══ Data section

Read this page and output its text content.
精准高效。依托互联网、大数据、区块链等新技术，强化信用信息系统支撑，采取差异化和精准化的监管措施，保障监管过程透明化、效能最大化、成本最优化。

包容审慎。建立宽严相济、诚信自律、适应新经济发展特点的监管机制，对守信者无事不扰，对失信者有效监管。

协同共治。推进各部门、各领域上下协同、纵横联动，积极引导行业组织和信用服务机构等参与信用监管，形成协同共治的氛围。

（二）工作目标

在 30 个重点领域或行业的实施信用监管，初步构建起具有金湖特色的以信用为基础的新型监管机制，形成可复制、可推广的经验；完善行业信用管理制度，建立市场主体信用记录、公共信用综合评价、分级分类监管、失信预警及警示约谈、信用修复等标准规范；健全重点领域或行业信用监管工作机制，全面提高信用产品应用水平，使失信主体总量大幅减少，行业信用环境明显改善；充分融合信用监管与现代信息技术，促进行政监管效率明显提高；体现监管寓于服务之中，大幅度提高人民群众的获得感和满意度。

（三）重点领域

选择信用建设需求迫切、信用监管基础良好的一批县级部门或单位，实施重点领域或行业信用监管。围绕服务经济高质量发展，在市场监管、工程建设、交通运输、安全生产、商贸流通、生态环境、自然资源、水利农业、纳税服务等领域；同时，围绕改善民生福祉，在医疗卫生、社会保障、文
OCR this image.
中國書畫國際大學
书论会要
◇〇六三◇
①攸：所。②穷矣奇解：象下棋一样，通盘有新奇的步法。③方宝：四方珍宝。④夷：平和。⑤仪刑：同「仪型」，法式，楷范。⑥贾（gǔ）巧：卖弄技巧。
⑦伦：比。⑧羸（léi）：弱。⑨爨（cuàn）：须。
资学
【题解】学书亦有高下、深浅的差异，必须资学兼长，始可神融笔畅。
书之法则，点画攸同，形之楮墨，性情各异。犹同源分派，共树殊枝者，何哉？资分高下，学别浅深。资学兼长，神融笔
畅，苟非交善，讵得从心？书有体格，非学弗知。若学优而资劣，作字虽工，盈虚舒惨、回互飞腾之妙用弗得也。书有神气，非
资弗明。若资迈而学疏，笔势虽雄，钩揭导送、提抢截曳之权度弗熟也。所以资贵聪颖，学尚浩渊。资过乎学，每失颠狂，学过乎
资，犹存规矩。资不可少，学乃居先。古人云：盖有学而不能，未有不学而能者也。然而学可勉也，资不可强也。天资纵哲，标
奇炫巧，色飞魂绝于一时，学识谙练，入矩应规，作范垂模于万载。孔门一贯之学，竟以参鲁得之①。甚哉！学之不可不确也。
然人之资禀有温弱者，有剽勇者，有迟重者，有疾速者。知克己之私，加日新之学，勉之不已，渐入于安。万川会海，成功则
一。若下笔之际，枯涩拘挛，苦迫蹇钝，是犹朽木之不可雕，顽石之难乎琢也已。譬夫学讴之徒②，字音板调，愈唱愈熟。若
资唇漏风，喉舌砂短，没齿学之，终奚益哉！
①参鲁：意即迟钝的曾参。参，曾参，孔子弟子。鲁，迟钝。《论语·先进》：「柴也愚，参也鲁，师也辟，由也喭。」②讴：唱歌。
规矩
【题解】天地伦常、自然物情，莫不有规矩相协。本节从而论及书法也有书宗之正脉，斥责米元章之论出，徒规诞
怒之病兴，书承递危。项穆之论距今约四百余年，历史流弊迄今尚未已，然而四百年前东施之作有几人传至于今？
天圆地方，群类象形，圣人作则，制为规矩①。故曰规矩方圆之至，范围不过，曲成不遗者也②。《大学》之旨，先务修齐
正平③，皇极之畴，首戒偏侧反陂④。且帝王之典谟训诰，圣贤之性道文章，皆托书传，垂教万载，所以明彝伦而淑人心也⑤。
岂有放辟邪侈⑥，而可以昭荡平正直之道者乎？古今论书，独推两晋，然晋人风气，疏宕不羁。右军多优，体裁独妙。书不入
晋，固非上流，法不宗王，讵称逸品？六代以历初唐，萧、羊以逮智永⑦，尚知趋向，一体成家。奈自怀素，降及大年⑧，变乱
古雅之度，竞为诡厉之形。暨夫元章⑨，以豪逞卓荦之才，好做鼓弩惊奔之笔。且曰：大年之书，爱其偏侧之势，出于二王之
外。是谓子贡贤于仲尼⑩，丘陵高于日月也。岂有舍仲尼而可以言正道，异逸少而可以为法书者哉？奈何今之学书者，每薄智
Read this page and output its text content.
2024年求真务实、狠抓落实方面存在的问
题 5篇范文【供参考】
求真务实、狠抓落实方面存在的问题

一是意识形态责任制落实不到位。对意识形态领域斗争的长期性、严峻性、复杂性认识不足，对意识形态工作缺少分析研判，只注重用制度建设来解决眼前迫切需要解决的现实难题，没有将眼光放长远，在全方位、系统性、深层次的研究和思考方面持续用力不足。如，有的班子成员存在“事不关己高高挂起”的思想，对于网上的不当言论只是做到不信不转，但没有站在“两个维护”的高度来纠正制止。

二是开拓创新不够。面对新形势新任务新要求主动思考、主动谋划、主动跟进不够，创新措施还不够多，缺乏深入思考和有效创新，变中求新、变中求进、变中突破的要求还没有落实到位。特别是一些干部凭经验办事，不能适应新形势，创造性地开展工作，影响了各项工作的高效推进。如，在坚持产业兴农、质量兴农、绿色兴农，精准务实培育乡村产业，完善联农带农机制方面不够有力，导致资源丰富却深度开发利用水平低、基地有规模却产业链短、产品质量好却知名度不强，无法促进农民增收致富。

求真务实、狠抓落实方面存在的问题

════

#### Given request
Take the entries and copy them out exactly.

#### Solved problem
Read this page and output its text content.
精准高效。依托互联网、大数据、区块链等新技术，强化信用信息系统支撑，采取差异化和精准化的监管措施，保障监管过程透明化、效能最大化、成本最优化。

包容审慎。建立宽严相济、诚信自律、适应新经济发展特点的监管机制，对守信者无事不扰，对失信者有效监管。

协同共治。推进各部门、各领域上下协同、纵横联动，积极引导行业组织和信用服务机构等参与信用监管，形成协同共治的氛围。

（二）工作目标

在 30 个重点领域或行业的实施信用监管，初步构建起具有金湖特色的以信用为基础的新型监管机制，形成可复制、可推广的经验；完善行业信用管理制度，建立市场主体信用记录、公共信用综合评价、分级分类监管、失信预警及警示约谈、信用修复等标准规范；健全重点领域或行业信用监管工作机制，全面提高信用产品应用水平，使失信主体总量大幅减少，行业信用环境明显改善；充分融合信用监管与现代信息技术，促进行政监管效率明显提高；体现监管寓于服务之中，大幅度提高人民群众的获得感和满意度。

（三）重点领域

选择信用建设需求迫切、信用监管基础良好的一批县级部门或单位，实施重点领域或行业信用监管。围绕服务经济高质量发展，在市场监管、工程建设、交通运输、安全生产、商贸流通、生态环境、自然资源、水利农业、纳税服务等领域；同时，围绕改善民生福祉，在医疗卫生、社会保障、文
OCR this image.
中國書畫國際大學
书论会要
◇〇六三◇
①攸：所。②穷矣奇解：象下棋一样，通盘有新奇的步法。③方宝：四方珍宝。④夷：平和。⑤仪刑：同「仪型」，法式，楷范。⑥贾（gǔ）巧：卖弄技巧。
⑦伦：比。⑧羸（léi）：弱。⑨爨（cuàn）：须。
资学
【题解】学书亦有高下、深浅的差异，必须资学兼长，始可神融笔畅。
书之法则，点画攸同，形之楮墨，性情各异。犹同源分派，共树殊枝者，何哉？资分高下，学别浅深。资学兼长，神融笔
畅，苟非交善，讵得从心？书有体格，非学弗知。若学优而资劣，作字虽工，盈虚舒惨、回互飞腾之妙用弗得也。书有神气，非
资弗明。若资迈而学疏，笔势虽雄，钩揭导送、提抢截曳之权度弗熟也。所以资贵聪颖，学尚浩渊。资过乎学，每失颠狂，学过乎
资，犹存规矩。资不可少，学乃居先。古人云：盖有学而不能，未有不学而能者也。然而学可勉也，资不可强也。天资纵哲，标
奇炫巧，色飞魂绝于一时，学识谙练，入矩应规，作范垂模于万载。孔门一贯之学，竟以参鲁得之①。甚哉！学之不可不确也。
然人之资禀有温弱者，有剽勇者，有迟重者，有疾速者。知克己之私，加日新之学，勉之不已，渐入于安。万川会海，成功则
一。若下笔之际，枯涩拘挛，苦迫蹇钝，是犹朽木之不可雕，顽石之难乎琢也已。譬夫学讴之徒②，字音板调，愈唱愈熟。若
资唇漏风，喉舌砂短，没齿学之，终奚益哉！
①参鲁：意即迟钝的曾参。参，曾参，孔子弟子。鲁，迟钝。《论语·先进》：「柴也愚，参也鲁，师也辟，由也喭。」②讴：唱歌。
规矩
【题解】天地伦常、自然物情，莫不有规矩相协。本节从而论及书法也有书宗之正脉，斥责米元章之论出，徒规诞
怒之病兴，书承递危。项穆之论距今约四百余年，历史流弊迄今尚未已，然而四百年前东施之作有几人传至于今？
天圆地方，群类象形，圣人作则，制为规矩①。故曰规矩方圆之至，范围不过，曲成不遗者也②。《大学》之旨，先务修齐
正平③，皇极之畴，首戒偏侧反陂④。且帝王之典谟训诰，圣贤之性道文章，皆托书传，垂教万载，所以明彝伦而淑人心也⑤。
岂有放辟邪侈⑥，而可以昭荡平正直之道者乎？古今论书，独推两晋，然晋人风气，疏宕不羁。右军多优，体裁独妙。书不入
晋，固非上流，法不宗王，讵称逸品？六代以历初唐，萧、羊以逮智永⑦，尚知趋向，一体成家。奈自怀素，降及大年⑧，变乱
古雅之度，竞为诡厉之形。暨夫元章⑨，以豪逞卓荦之才，好做鼓弩惊奔之笔。且曰：大年之书，爱其偏侧之势，出于二王之
外。是谓子贡贤于仲尼⑩，丘陵高于日月也。岂有舍仲尼而可以言正道，异逸少而可以为法书者哉？奈何今之学书者，每薄智
Read this page and output its text content.
2024年求真务实、狠抓落实方面存在的问
题 5篇范文【供参考】
求真务实、狠抓落实方面存在的问题

一是意识形态责任制落实不到位。对意识形态领域斗争的长期性、严峻性、复杂性认识不足，对意识形态工作缺少分析研判，只注重用制度建设来解决眼前迫切需要解决的现实难题，没有将眼光放长远，在全方位、系统性、深层次的研究和思考方面持续用力不足。如，有的班子成员存在“事不关己高高挂起”的思想，对于网上的不当言论只是做到不信不转，但没有站在“两个维护”的高度来纠正制止。

二是开拓创新不够。面对新形势新任务新要求主动思考、主动谋划、主动跟进不够，创新措施还不够多，缺乏深入思考和有效创新，变中求新、变中求进、变中突破的要求还没有落实到位。特别是一些干部凭经验办事，不能适应新形势，创造性地开展工作，影响了各项工作的高效推进。如，在坚持产业兴农、质量兴农、绿色兴农，精准务实培育乡村产业，完善联农带农机制方面不够有力，导致资源丰富却深度开发利用水平低、基地有规模却产业链短、产品质量好却知名度不强，无法促进农民增收致富。

求真务实、狠抓落实方面存在的问题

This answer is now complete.